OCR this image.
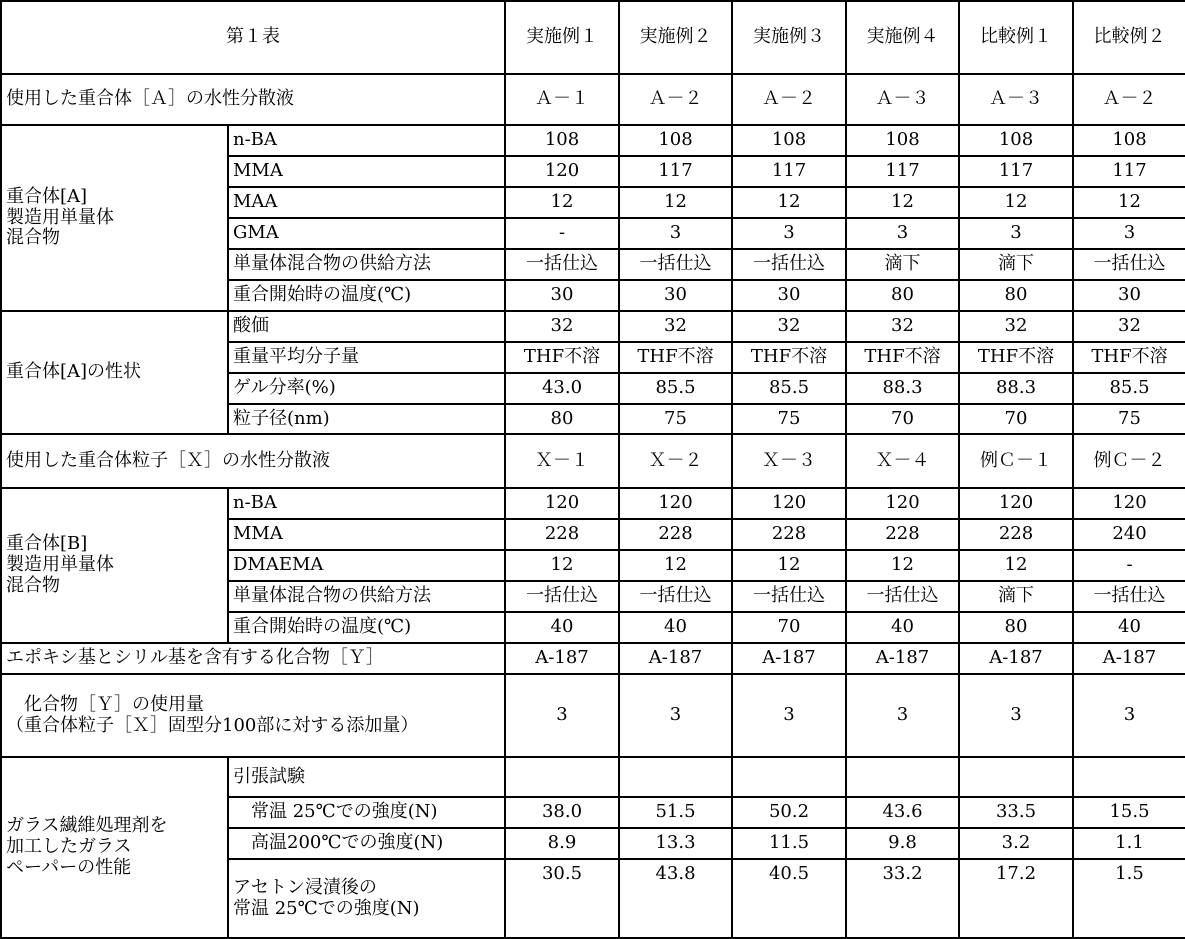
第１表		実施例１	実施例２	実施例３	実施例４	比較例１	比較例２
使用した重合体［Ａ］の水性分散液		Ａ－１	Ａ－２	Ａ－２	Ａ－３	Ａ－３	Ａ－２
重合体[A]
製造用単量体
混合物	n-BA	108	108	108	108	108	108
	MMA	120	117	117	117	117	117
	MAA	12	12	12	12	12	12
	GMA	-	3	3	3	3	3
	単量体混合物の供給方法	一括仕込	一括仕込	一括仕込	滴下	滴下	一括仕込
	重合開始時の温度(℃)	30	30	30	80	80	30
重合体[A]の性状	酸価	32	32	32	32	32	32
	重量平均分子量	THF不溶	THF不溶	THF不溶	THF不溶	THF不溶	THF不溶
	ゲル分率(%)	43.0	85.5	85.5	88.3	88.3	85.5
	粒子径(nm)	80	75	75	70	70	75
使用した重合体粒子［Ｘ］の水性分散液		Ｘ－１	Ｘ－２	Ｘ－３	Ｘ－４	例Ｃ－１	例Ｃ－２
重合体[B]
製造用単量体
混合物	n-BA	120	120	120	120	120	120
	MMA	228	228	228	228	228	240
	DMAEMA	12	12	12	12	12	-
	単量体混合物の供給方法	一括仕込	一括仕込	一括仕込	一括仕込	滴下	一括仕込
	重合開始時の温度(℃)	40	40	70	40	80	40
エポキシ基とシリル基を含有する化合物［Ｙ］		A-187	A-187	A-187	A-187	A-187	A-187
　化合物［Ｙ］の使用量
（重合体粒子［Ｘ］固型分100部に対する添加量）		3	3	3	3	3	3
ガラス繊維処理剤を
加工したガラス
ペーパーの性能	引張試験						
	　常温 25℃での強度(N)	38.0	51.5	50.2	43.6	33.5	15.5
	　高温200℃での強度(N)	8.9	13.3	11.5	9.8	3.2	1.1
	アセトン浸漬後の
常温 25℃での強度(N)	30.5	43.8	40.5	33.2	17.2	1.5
----------------
§ **PROBLEM**
Each line of the material must be retyped exactly, except that images are omitted.

§ **ANSWER FOR THE TASK**
OCR this image.
第１表		実施例１	実施例２	実施例３	実施例４	比較例１	比較例２
使用した重合体［Ａ］の水性分散液		Ａ－１	Ａ－２	Ａ－２	Ａ－３	Ａ－３	Ａ－２
重合体[A]
製造用単量体
混合物	n-BA	108	108	108	108	108	108
	MMA	120	117	117	117	117	117
	MAA	12	12	12	12	12	12
	GMA	-	3	3	3	3	3
	単量体混合物の供給方法	一括仕込	一括仕込	一括仕込	滴下	滴下	一括仕込
	重合開始時の温度(℃)	30	30	30	80	80	30
重合体[A]の性状	酸価	32	32	32	32	32	32
	重量平均分子量	THF不溶	THF不溶	THF不溶	THF不溶	THF不溶	THF不溶
	ゲル分率(%)	43.0	85.5	85.5	88.3	88.3	85.5
	粒子径(nm)	80	75	75	70	70	75
使用した重合体粒子［Ｘ］の水性分散液		Ｘ－１	Ｘ－２	Ｘ－３	Ｘ－４	例Ｃ－１	例Ｃ－２
重合体[B]
製造用単量体
混合物	n-BA	120	120	120	120	120	120
	MMA	228	228	228	228	228	240
	DMAEMA	12	12	12	12	12	-
	単量体混合物の供給方法	一括仕込	一括仕込	一括仕込	一括仕込	滴下	一括仕込
	重合開始時の温度(℃)	40	40	70	40	80	40
エポキシ基とシリル基を含有する化合物［Ｙ］		A-187	A-187	A-187	A-187	A-187	A-187
　化合物［Ｙ］の使用量
（重合体粒子［Ｘ］固型分100部に対する添加量）		3	3	3	3	3	3
ガラス繊維処理剤を
加工したガラス
ペーパーの性能	引張試験						
	　常温 25℃での強度(N)	38.0	51.5	50.2	43.6	33.5	15.5
	　高温200℃での強度(N)	8.9	13.3	11.5	9.8	3.2	1.1
	アセトン浸漬後の
常温 25℃での強度(N)	30.5	43.8	40.5	33.2	17.2	1.5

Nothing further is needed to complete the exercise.